(Figure contents as structured data)
_ _ _
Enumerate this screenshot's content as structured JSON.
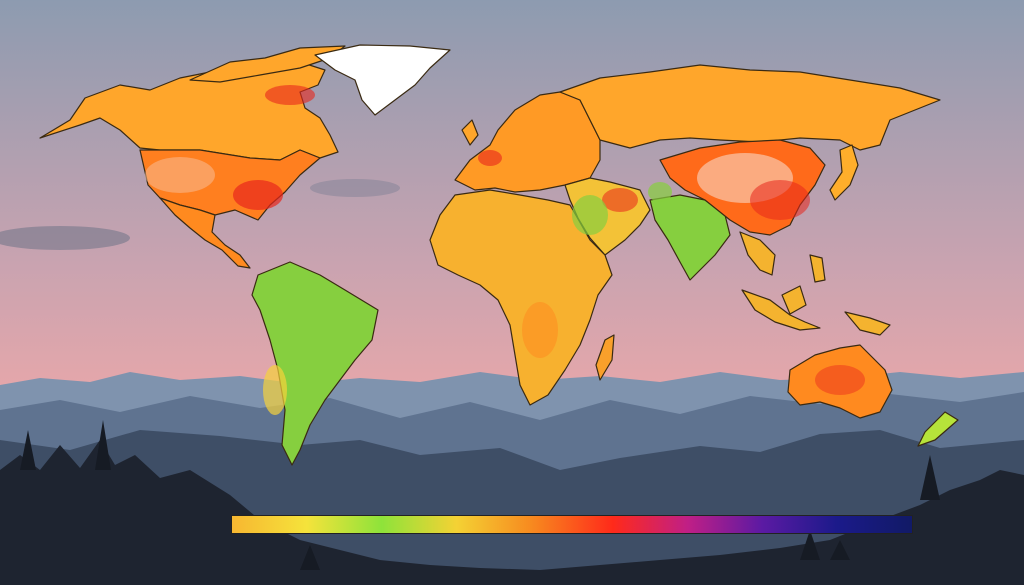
{
  "colors": {
    "sky_top": "#8d9bb0",
    "sky_mid": "#c9a3b0",
    "sky_low": "#f0a8a8",
    "mountain_far": "#7f93ae",
    "mountain_mid": "#5f7390",
    "mountain_near": "#3e4e66",
    "forest": "#1e2430",
    "land_hot": "#ff7a1a",
    "land_warm": "#ffae2b",
    "land_mild": "#f5d23c",
    "land_green": "#86cf3f",
    "land_red": "#e8261c",
    "greenland": "#ffffff",
    "border": "#3a2a12"
  },
  "legend": {
    "scale_colors": [
      "#f7b731",
      "#f5e33b",
      "#8ee33a",
      "#f4d234",
      "#f78a1f",
      "#ff2a1a",
      "#c01f86",
      "#5b1aa3",
      "#1b1a8a",
      "#111a66"
    ]
  },
  "map": {
    "regions": [
      {
        "name": "north-america",
        "fill": "#ffa62b"
      },
      {
        "name": "usa",
        "fill": "#ff7f1f"
      },
      {
        "name": "mexico-central",
        "fill": "#ff8a1f"
      },
      {
        "name": "south-america",
        "fill": "#86cf3f"
      },
      {
        "name": "greenland",
        "fill": "#ffffff"
      },
      {
        "name": "europe",
        "fill": "#ff9a25"
      },
      {
        "name": "russia",
        "fill": "#ffa62b"
      },
      {
        "name": "africa",
        "fill": "#f7b12f"
      },
      {
        "name": "middle-east",
        "fill": "#f3c237"
      },
      {
        "name": "india",
        "fill": "#86cf3f"
      },
      {
        "name": "china",
        "fill": "#ff6a1a"
      },
      {
        "name": "southeast-asia",
        "fill": "#f4b32f"
      },
      {
        "name": "australia",
        "fill": "#ff8a1f"
      },
      {
        "name": "new-zealand",
        "fill": "#b6e33a"
      },
      {
        "name": "madagascar",
        "fill": "#f9a02b"
      },
      {
        "name": "japan",
        "fill": "#ffae2b"
      },
      {
        "name": "uk",
        "fill": "#ffa62b"
      }
    ]
  }
}
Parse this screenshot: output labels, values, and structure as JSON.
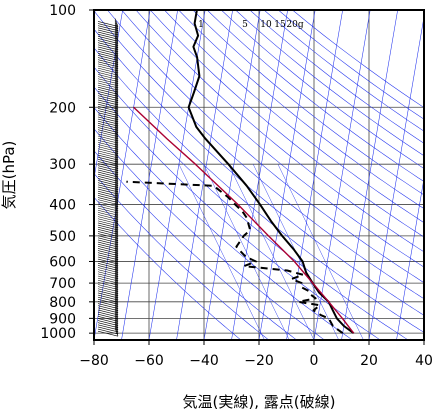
_ _ _
> _Problem_
Go through the material line by line. Show each line that contains the string "screenshot".

> _Finished answer_
Enumerate this screenshot's content as structured JSON.
Parse this screenshot: output labels, values, and structure as JSON.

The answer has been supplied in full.